======== Data lines

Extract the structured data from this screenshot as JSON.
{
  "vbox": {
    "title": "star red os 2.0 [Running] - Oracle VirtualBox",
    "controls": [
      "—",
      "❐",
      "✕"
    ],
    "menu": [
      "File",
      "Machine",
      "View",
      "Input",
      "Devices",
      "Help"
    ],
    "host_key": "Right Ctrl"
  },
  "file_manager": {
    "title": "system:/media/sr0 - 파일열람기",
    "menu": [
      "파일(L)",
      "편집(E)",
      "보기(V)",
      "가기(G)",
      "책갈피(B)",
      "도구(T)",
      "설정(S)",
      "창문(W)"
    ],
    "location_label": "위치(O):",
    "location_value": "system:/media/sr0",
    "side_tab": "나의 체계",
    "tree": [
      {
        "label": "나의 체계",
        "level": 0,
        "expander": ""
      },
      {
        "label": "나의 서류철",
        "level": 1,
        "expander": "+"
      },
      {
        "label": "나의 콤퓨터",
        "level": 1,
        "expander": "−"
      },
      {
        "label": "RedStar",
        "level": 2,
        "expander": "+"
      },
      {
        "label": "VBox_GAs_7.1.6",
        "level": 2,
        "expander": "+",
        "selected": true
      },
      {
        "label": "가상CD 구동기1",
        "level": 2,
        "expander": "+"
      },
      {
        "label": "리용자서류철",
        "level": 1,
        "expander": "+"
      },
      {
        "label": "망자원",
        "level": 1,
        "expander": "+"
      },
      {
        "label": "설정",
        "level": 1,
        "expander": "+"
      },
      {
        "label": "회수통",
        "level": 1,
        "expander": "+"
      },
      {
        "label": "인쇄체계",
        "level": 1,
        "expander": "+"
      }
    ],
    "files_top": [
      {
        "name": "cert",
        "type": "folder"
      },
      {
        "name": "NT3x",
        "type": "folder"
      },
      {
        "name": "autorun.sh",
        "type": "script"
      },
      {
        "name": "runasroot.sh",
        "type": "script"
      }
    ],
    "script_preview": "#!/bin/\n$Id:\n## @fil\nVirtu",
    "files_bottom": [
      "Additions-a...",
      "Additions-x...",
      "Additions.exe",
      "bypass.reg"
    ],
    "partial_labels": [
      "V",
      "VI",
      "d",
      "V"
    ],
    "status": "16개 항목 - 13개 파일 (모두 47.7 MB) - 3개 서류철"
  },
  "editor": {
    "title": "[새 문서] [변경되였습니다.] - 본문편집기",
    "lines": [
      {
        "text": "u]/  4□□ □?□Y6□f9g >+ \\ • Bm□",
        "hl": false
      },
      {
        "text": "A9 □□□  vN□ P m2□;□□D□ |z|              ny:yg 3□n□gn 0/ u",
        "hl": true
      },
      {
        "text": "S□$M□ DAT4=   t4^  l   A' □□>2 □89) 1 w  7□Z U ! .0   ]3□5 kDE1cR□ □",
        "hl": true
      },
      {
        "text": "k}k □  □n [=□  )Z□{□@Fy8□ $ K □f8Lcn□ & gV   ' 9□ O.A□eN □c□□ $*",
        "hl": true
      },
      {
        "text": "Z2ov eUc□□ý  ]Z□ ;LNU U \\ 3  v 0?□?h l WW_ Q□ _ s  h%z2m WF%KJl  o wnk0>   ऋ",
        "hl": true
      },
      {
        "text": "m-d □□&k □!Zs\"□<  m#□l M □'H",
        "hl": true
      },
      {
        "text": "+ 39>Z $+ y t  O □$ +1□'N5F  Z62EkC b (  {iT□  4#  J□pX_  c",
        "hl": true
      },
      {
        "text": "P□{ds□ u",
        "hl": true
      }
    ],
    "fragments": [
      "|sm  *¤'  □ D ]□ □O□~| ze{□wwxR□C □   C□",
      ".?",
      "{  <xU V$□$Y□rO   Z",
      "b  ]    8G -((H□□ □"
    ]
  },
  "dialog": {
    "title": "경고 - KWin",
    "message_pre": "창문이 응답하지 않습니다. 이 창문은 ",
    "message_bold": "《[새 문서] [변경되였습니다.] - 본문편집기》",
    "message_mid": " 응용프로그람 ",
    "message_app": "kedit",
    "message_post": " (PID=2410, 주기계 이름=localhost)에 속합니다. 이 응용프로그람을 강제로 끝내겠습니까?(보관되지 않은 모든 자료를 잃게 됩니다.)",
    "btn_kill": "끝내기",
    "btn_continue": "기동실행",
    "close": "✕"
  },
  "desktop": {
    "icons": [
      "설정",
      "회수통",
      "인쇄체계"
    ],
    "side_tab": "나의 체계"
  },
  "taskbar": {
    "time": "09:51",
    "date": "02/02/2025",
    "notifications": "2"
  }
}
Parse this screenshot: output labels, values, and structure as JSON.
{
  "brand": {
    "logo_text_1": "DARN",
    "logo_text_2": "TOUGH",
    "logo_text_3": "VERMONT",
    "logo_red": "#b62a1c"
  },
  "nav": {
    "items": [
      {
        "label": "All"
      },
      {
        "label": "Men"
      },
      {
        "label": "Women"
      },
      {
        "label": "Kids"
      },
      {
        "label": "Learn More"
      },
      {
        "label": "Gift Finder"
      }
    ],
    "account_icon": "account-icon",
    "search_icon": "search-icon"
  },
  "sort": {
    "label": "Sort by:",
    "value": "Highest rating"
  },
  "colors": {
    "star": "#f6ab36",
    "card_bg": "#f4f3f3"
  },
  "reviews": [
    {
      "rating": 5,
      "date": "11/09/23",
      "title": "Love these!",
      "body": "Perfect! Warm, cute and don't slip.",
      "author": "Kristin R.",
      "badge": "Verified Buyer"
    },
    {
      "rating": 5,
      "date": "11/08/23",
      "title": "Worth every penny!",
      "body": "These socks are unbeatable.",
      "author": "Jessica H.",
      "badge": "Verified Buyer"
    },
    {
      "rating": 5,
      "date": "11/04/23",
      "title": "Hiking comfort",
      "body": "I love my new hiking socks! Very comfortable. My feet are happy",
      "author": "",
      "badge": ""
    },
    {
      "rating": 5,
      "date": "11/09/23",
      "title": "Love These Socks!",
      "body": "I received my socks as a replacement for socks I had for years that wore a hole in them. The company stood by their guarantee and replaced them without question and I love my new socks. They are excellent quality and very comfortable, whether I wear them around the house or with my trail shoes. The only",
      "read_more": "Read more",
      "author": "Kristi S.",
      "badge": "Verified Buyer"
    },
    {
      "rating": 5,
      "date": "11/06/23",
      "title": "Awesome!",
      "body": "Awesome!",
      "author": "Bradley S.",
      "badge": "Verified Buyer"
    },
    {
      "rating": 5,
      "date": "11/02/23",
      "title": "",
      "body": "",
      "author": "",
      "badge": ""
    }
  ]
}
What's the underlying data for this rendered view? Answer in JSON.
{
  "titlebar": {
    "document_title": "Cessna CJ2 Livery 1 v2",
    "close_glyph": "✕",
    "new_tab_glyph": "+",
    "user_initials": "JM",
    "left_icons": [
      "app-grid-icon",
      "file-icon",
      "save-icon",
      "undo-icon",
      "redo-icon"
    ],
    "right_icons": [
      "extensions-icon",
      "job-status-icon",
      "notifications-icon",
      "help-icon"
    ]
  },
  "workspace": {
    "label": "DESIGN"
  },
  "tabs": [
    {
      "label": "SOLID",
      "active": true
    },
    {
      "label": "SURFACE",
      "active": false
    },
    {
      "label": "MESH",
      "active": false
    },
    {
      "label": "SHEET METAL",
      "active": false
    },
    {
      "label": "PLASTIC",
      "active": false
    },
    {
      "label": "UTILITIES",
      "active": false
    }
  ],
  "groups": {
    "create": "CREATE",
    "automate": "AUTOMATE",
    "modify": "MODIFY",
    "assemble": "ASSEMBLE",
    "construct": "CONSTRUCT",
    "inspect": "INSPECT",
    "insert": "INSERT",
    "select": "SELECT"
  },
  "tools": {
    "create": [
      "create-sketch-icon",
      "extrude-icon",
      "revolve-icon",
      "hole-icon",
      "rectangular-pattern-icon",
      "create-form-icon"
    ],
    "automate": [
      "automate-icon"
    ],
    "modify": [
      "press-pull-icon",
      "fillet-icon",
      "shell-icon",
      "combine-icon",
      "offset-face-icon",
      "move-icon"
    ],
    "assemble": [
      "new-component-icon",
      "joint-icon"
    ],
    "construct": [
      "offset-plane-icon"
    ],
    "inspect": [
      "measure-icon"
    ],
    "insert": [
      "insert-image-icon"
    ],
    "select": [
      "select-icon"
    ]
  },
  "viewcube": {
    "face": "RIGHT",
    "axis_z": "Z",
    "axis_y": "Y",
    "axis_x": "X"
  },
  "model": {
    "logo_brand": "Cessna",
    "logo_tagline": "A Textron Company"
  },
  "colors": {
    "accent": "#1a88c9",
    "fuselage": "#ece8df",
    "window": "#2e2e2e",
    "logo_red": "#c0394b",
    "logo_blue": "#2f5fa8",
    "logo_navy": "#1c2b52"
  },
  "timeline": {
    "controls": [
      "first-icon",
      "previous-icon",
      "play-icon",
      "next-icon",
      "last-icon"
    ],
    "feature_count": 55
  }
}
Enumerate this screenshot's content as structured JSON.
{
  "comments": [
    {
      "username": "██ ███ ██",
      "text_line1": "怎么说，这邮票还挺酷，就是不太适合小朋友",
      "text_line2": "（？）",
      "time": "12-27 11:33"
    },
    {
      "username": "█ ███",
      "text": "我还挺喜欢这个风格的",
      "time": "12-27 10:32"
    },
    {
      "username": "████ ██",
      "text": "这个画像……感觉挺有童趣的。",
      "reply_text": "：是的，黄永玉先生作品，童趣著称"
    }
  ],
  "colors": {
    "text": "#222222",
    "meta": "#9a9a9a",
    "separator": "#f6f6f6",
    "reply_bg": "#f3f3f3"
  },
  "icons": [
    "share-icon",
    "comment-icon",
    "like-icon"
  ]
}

================

Check every line of the data, and copy the ones that contain "author".

Exercise result:
      "author": "Kristin R.",
      "author": "Jessica H.",
      "author": "",
      "author": "Kristi S.",
      "author": "Bradley S.",
      "author": "",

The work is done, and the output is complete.